Begin Entries
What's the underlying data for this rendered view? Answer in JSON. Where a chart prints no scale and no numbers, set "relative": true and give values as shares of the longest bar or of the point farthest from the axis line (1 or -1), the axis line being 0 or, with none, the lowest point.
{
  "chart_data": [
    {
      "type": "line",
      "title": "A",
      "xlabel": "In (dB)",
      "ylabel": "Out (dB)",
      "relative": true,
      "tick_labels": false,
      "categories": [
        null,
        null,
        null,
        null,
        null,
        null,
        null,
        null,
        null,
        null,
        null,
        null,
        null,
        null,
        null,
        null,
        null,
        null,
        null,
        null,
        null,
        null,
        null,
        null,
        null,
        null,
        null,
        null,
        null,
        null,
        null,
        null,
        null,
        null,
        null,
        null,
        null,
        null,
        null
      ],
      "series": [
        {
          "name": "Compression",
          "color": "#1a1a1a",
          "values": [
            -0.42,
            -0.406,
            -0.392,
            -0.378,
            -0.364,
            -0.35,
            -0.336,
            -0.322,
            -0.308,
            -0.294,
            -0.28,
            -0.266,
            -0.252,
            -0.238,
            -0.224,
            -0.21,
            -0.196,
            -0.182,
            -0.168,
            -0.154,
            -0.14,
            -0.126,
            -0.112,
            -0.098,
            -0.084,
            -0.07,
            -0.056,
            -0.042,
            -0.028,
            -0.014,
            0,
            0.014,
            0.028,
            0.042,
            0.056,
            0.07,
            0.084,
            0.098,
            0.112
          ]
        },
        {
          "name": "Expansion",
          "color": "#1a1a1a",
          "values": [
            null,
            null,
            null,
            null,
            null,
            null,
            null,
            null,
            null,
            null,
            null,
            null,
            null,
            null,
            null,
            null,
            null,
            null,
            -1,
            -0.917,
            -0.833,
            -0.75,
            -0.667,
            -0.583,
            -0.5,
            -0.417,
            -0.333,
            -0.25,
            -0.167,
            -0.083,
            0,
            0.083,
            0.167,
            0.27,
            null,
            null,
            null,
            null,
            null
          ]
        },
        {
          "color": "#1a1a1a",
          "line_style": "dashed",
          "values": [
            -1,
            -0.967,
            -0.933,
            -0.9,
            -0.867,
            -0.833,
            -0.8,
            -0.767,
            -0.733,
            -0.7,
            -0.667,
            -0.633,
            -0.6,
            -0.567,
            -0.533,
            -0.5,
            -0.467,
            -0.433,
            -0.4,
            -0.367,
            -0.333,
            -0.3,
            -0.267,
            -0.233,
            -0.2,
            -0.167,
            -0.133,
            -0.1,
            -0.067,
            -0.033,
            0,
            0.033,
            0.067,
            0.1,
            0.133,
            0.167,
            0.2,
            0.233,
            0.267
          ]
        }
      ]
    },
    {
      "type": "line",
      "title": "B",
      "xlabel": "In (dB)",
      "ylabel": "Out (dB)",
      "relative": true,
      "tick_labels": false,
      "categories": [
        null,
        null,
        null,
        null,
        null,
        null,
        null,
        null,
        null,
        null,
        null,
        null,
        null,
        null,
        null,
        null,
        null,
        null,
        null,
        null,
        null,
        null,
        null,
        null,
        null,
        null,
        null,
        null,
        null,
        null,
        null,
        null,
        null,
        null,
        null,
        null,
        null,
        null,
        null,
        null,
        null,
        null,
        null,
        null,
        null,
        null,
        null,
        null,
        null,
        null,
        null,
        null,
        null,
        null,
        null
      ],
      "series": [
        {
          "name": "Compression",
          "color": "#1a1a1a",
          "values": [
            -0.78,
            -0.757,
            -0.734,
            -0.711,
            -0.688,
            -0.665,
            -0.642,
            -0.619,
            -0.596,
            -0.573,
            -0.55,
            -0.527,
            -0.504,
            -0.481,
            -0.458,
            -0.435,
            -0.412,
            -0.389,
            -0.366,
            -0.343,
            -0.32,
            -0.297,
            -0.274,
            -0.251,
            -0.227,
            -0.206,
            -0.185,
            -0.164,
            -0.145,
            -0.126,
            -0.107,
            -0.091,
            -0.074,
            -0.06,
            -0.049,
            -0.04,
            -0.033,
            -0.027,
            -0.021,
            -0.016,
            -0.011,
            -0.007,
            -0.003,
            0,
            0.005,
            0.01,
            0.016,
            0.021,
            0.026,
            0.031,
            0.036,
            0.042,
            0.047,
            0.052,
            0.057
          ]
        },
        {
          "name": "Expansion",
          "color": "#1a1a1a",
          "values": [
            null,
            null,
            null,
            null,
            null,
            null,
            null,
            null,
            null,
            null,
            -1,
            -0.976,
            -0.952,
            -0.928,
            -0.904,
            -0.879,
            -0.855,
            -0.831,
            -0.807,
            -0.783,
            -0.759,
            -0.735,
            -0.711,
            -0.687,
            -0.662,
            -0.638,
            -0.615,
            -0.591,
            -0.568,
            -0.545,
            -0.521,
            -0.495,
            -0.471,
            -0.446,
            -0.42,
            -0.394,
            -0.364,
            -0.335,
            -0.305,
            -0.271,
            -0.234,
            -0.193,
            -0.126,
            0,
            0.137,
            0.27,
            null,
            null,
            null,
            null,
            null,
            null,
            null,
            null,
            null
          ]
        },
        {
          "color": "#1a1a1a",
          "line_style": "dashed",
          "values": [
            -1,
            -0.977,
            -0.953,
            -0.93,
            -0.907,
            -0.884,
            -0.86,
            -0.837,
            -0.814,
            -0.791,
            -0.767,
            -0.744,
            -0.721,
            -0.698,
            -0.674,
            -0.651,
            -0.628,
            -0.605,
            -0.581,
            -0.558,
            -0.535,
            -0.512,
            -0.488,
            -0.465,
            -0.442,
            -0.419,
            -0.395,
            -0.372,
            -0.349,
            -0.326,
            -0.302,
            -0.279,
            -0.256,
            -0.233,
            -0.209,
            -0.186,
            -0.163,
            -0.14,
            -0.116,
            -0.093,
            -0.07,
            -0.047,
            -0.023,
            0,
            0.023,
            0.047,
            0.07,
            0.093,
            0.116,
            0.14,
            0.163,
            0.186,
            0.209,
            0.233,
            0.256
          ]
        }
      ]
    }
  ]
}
End Entries
Problem requirements: Using the exact wording, write out all of the records.

Task output:
What's the underlying data for this rendered view? Answer in JSON. Where a chart prints no scale and no numbers, set "relative": true and give values as shares of the longest bar or of the point farthest from the axis line (1 or -1), the axis line being 0 or, with none, the lowest point.
{
  "chart_data": [
    {
      "type": "line",
      "title": "A",
      "xlabel": "In (dB)",
      "ylabel": "Out (dB)",
      "relative": true,
      "tick_labels": false,
      "categories": [
        null,
        null,
        null,
        null,
        null,
        null,
        null,
        null,
        null,
        null,
        null,
        null,
        null,
        null,
        null,
        null,
        null,
        null,
        null,
        null,
        null,
        null,
        null,
        null,
        null,
        null,
        null,
        null,
        null,
        null,
        null,
        null,
        null,
        null,
        null,
        null,
        null,
        null,
        null
      ],
      "series": [
        {
          "name": "Compression",
          "color": "#1a1a1a",
          "values": [
            -0.42,
            -0.406,
            -0.392,
            -0.378,
            -0.364,
            -0.35,
            -0.336,
            -0.322,
            -0.308,
            -0.294,
            -0.28,
            -0.266,
            -0.252,
            -0.238,
            -0.224,
            -0.21,
            -0.196,
            -0.182,
            -0.168,
            -0.154,
            -0.14,
            -0.126,
            -0.112,
            -0.098,
            -0.084,
            -0.07,
            -0.056,
            -0.042,
            -0.028,
            -0.014,
            0,
            0.014,
            0.028,
            0.042,
            0.056,
            0.07,
            0.084,
            0.098,
            0.112
          ]
        },
        {
          "name": "Expansion",
          "color": "#1a1a1a",
          "values": [
            null,
            null,
            null,
            null,
            null,
            null,
            null,
            null,
            null,
            null,
            null,
            null,
            null,
            null,
            null,
            null,
            null,
            null,
            -1,
            -0.917,
            -0.833,
            -0.75,
            -0.667,
            -0.583,
            -0.5,
            -0.417,
            -0.333,
            -0.25,
            -0.167,
            -0.083,
            0,
            0.083,
            0.167,
            0.27,
            null,
            null,
            null,
            null,
            null
          ]
        },
        {
          "color": "#1a1a1a",
          "line_style": "dashed",
          "values": [
            -1,
            -0.967,
            -0.933,
            -0.9,
            -0.867,
            -0.833,
            -0.8,
            -0.767,
            -0.733,
            -0.7,
            -0.667,
            -0.633,
            -0.6,
            -0.567,
            -0.533,
            -0.5,
            -0.467,
            -0.433,
            -0.4,
            -0.367,
            -0.333,
            -0.3,
            -0.267,
            -0.233,
            -0.2,
            -0.167,
            -0.133,
            -0.1,
            -0.067,
            -0.033,
            0,
            0.033,
            0.067,
            0.1,
            0.133,
            0.167,
            0.2,
            0.233,
            0.267
          ]
        }
      ]
    },
    {
      "type": "line",
      "title": "B",
      "xlabel": "In (dB)",
      "ylabel": "Out (dB)",
      "relative": true,
      "tick_labels": false,
      "categories": [
        null,
        null,
        null,
        null,
        null,
        null,
        null,
        null,
        null,
        null,
        null,
        null,
        null,
        null,
        null,
        null,
        null,
        null,
        null,
        null,
        null,
        null,
        null,
        null,
        null,
        null,
        null,
        null,
        null,
        null,
        null,
        null,
        null,
        null,
        null,
        null,
        null,
        null,
        null,
        null,
        null,
        null,
        null,
        null,
        null,
        null,
        null,
        null,
        null,
        null,
        null,
        null,
        null,
        null,
        null
      ],
      "series": [
        {
          "name": "Compression",
          "color": "#1a1a1a",
          "values": [
            -0.78,
            -0.757,
            -0.734,
            -0.711,
            -0.688,
            -0.665,
            -0.642,
            -0.619,
            -0.596,
            -0.573,
            -0.55,
            -0.527,
            -0.504,
            -0.481,
            -0.458,
            -0.435,
            -0.412,
            -0.389,
            -0.366,
            -0.343,
            -0.32,
            -0.297,
            -0.274,
            -0.251,
            -0.227,
            -0.206,
            -0.185,
            -0.164,
            -0.145,
            -0.126,
            -0.107,
            -0.091,
            -0.074,
            -0.06,
            -0.049,
            -0.04,
            -0.033,
            -0.027,
            -0.021,
            -0.016,
            -0.011,
            -0.007,
            -0.003,
            0,
            0.005,
            0.01,
            0.016,
            0.021,
            0.026,
            0.031,
            0.036,
            0.042,
            0.047,
            0.052,
            0.057
          ]
        },
        {
          "name": "Expansion",
          "color": "#1a1a1a",
          "values": [
            null,
            null,
            null,
            null,
            null,
            null,
            null,
            null,
            null,
            null,
            -1,
            -0.976,
            -0.952,
            -0.928,
            -0.904,
            -0.879,
            -0.855,
            -0.831,
            -0.807,
            -0.783,
            -0.759,
            -0.735,
            -0.711,
            -0.687,
            -0.662,
            -0.638,
            -0.615,
            -0.591,
            -0.568,
            -0.545,
            -0.521,
            -0.495,
            -0.471,
            -0.446,
            -0.42,
            -0.394,
            -0.364,
            -0.335,
            -0.305,
            -0.271,
            -0.234,
            -0.193,
            -0.126,
            0,
            0.137,
            0.27,
            null,
            null,
            null,
            null,
            null,
            null,
            null,
            null,
            null
          ]
        },
        {
          "color": "#1a1a1a",
          "line_style": "dashed",
          "values": [
            -1,
            -0.977,
            -0.953,
            -0.93,
            -0.907,
            -0.884,
            -0.86,
            -0.837,
            -0.814,
            -0.791,
            -0.767,
            -0.744,
            -0.721,
            -0.698,
            -0.674,
            -0.651,
            -0.628,
            -0.605,
            -0.581,
            -0.558,
            -0.535,
            -0.512,
            -0.488,
            -0.465,
            -0.442,
            -0.419,
            -0.395,
            -0.372,
            -0.349,
            -0.326,
            -0.302,
            -0.279,
            -0.256,
            -0.233,
            -0.209,
            -0.186,
            -0.163,
            -0.14,
            -0.116,
            -0.093,
            -0.07,
            -0.047,
            -0.023,
            0,
            0.023,
            0.047,
            0.07,
            0.093,
            0.116,
            0.14,
            0.163,
            0.186,
            0.209,
            0.233,
            0.256
          ]
        }
      ]
    }
  ]
}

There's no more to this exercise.